(RECORDS SHOWN)
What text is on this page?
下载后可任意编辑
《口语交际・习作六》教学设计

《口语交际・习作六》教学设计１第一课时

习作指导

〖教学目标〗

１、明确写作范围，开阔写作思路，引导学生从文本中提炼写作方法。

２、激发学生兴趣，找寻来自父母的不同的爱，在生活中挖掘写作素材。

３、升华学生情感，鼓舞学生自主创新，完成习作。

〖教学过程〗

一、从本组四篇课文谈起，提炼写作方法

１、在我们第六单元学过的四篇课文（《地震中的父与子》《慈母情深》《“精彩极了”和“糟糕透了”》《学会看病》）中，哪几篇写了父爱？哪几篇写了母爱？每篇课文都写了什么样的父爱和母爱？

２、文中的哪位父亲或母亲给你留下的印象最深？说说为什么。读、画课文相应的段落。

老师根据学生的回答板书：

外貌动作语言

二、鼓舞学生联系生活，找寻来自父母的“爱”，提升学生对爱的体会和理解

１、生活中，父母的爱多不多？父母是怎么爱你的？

(EXERCISE INSTRUCTIONS) Repeat all of the records above exactly as written.

(REPLY)
What text is on this page?
下载后可任意编辑
《口语交际・习作六》教学设计

《口语交际・习作六》教学设计１第一课时

习作指导

〖教学目标〗

１、明确写作范围，开阔写作思路，引导学生从文本中提炼写作方法。

２、激发学生兴趣，找寻来自父母的不同的爱，在生活中挖掘写作素材。

３、升华学生情感，鼓舞学生自主创新，完成习作。

〖教学过程〗

一、从本组四篇课文谈起，提炼写作方法

１、在我们第六单元学过的四篇课文（《地震中的父与子》《慈母情深》《“精彩极了”和“糟糕透了”》《学会看病》）中，哪几篇写了父爱？哪几篇写了母爱？每篇课文都写了什么样的父爱和母爱？

２、文中的哪位父亲或母亲给你留下的印象最深？说说为什么。读、画课文相应的段落。

老师根据学生的回答板书：

外貌动作语言

二、鼓舞学生联系生活，找寻来自父母的“爱”，提升学生对爱的体会和理解

１、生活中，父母的爱多不多？父母是怎么爱你的？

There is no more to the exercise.